- TASK STATEMENT: Transcribe every entry word for word, but skip the images.
>> begin RECORDS FOR THE EXERCISE
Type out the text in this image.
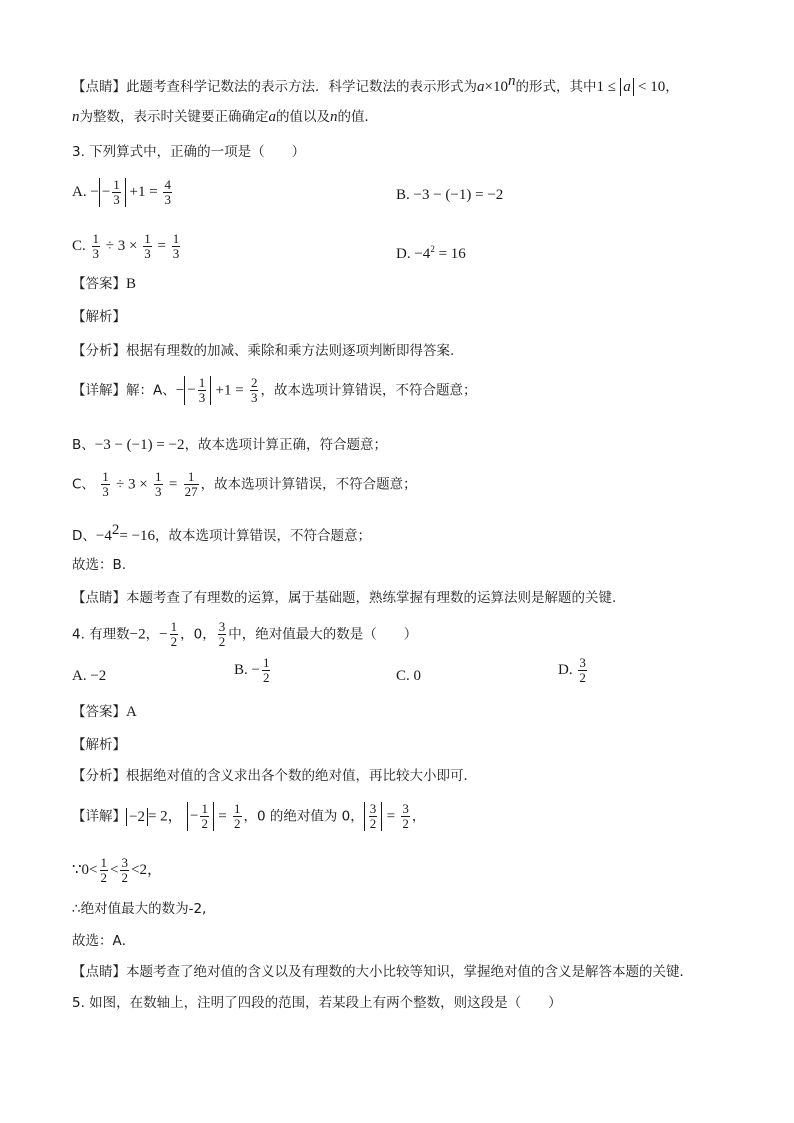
【点睛】此题考查科学记数法的表示方法．科学记数法的表示形式为$a\times 10^n$的形式，其中1 ≤ a < 10，
n为整数，表示时关键要正确确定a的值以及n的值．
3. 下列算式中，正确的一项是（　　）
A. − − $\frac{1}{3} +1 = \frac{4}{3}$	B. −3 − (−1) = −2
C. $\frac{1}{3} \div 3 \times \frac{1}{3} = \frac{1}{3}$	D. $-4^2 = 16$
【答案】B
【解析】
【分析】根据有理数的加减、乘除和乘方法则逐项判断即得答案.
【详解】解：A、− − $\frac{1}{3} +1 = \frac{2}{3}$ ，故本选项计算错误，不符合题意；
B、−3 − (−1) = −2，故本选项计算正确，符合题意；
C、 $\frac{1}{3} \div 3 \times \frac{1}{3} = \frac{1}{27}$ ，故本选项计算错误，不符合题意；
D、$-4^2= -16$，故本选项计算错误，不符合题意；
故选：B.
【点睛】本题考查了有理数的运算，属于基础题，熟练掌握有理数的运算法则是解题的关键.
4. 有理数−2，− $\frac{1}{2}$ ，0， $\frac{3}{2}$ 中，绝对值最大的数是（　　）
A. −2	B. − $\frac{1}{2}$	C. 0	D. $\frac{3}{2}$
【答案】A
【解析】
【分析】根据绝对值的含义求出各个数的绝对值，再比较大小即可．
【详解】 −2 = 2， − $\frac{1}{2} = \frac{1}{2}$ ，0 的绝对值为 0， $\frac{3}{2} = \frac{3}{2}$ ，
∵0< $\frac{1}{2} < \frac{3}{2} <2$，
∴绝对值最大的数为-2,
故选：A．
【点睛】本题考查了绝对值的含义以及有理数的大小比较等知识，掌握绝对值的含义是解答本题的关键．
5. 如图，在数轴上，注明了四段的范围，若某段上有两个整数，则这段是（　　）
>> end RECORDS FOR THE EXERCISE
- WORKED ANSWER:
Type out the text in this image.
【点睛】此题考查科学记数法的表示方法．科学记数法的表示形式为$a\times 10^n$的形式，其中1 ≤ a < 10，
n为整数，表示时关键要正确确定a的值以及n的值．
3. 下列算式中，正确的一项是（　　）
A. − − $\frac{1}{3} +1 = \frac{4}{3}$	B. −3 − (−1) = −2
C. $\frac{1}{3} \div 3 \times \frac{1}{3} = \frac{1}{3}$	D. $-4^2 = 16$
【答案】B
【解析】
【分析】根据有理数的加减、乘除和乘方法则逐项判断即得答案.
【详解】解：A、− − $\frac{1}{3} +1 = \frac{2}{3}$ ，故本选项计算错误，不符合题意；
B、−3 − (−1) = −2，故本选项计算正确，符合题意；
C、 $\frac{1}{3} \div 3 \times \frac{1}{3} = \frac{1}{27}$ ，故本选项计算错误，不符合题意；
D、$-4^2= -16$，故本选项计算错误，不符合题意；
故选：B.
【点睛】本题考查了有理数的运算，属于基础题，熟练掌握有理数的运算法则是解题的关键.
4. 有理数−2，− $\frac{1}{2}$ ，0， $\frac{3}{2}$ 中，绝对值最大的数是（　　）
A. −2	B. − $\frac{1}{2}$	C. 0	D. $\frac{3}{2}$
【答案】A
【解析】
【分析】根据绝对值的含义求出各个数的绝对值，再比较大小即可．
【详解】 −2 = 2， − $\frac{1}{2} = \frac{1}{2}$ ，0 的绝对值为 0， $\frac{3}{2} = \frac{3}{2}$ ，
∵0< $\frac{1}{2} < \frac{3}{2} <2$，
∴绝对值最大的数为-2,
故选：A．
【点睛】本题考查了绝对值的含义以及有理数的大小比较等知识，掌握绝对值的含义是解答本题的关键．
5. 如图，在数轴上，注明了四段的范围，若某段上有两个整数，则这段是（　　）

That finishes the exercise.